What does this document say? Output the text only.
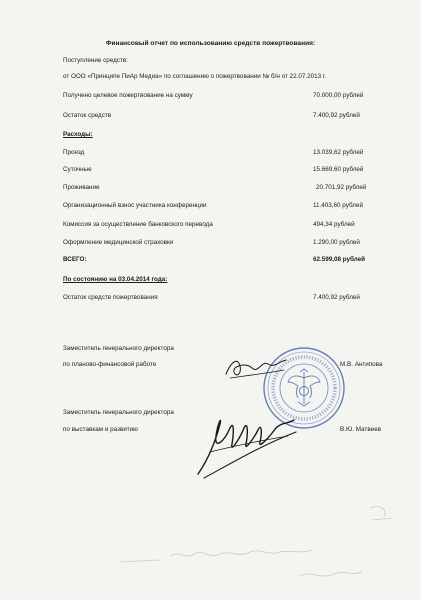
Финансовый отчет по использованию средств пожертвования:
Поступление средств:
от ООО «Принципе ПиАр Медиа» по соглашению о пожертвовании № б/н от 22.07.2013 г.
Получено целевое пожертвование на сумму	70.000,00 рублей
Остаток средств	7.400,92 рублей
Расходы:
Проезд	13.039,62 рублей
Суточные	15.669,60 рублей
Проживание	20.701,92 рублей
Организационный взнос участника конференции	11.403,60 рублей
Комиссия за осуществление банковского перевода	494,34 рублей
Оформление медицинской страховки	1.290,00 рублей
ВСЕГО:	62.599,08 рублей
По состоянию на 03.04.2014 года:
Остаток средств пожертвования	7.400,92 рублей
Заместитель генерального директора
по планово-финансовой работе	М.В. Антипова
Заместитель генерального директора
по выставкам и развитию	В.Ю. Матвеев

* * *

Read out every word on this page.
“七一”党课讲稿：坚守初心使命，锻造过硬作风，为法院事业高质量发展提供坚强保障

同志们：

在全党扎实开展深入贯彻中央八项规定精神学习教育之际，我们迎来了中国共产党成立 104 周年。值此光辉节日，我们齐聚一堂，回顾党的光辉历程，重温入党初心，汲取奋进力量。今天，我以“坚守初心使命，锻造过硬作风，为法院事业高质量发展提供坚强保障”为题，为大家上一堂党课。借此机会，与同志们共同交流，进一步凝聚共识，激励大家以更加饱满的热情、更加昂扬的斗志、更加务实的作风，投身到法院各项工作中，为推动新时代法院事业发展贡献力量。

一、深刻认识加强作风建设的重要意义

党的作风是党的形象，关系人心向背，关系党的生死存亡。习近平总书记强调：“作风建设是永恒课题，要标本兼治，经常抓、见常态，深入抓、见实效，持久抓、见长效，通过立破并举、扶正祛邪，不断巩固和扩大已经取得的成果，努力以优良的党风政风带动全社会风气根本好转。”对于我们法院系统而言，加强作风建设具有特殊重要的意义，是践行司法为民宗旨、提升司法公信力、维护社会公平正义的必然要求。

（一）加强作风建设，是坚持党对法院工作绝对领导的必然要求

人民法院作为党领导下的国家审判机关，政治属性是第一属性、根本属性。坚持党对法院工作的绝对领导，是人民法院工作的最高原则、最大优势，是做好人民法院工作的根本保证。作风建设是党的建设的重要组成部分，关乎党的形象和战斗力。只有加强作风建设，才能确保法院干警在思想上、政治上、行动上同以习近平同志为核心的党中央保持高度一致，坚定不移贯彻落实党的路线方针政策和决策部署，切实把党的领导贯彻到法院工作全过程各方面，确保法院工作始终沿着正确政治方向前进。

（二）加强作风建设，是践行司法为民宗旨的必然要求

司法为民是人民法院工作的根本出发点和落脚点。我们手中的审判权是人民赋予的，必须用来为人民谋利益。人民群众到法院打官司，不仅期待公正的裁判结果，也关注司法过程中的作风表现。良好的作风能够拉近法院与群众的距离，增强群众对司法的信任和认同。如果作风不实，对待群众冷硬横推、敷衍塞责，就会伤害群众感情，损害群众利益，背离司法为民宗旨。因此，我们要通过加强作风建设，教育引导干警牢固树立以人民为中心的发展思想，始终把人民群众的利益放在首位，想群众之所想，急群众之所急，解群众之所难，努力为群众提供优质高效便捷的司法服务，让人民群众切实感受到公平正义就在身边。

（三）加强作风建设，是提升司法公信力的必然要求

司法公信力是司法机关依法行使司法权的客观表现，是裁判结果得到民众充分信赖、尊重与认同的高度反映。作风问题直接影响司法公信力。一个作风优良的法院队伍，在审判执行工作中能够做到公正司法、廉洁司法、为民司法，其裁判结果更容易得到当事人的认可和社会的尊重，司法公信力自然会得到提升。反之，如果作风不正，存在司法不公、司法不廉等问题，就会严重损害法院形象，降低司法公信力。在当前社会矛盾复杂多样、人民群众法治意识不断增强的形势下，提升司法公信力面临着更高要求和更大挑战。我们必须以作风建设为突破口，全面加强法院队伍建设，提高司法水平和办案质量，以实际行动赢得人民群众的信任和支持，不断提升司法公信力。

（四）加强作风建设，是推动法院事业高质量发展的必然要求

* * *

● **Instruction**
Filter the entries above down to the lines containing the word "пожертвования".

● **Expected output**
Финансовый отчет по использованию средств пожертвования:
Остаток средств пожертвования	7.400,92 рублей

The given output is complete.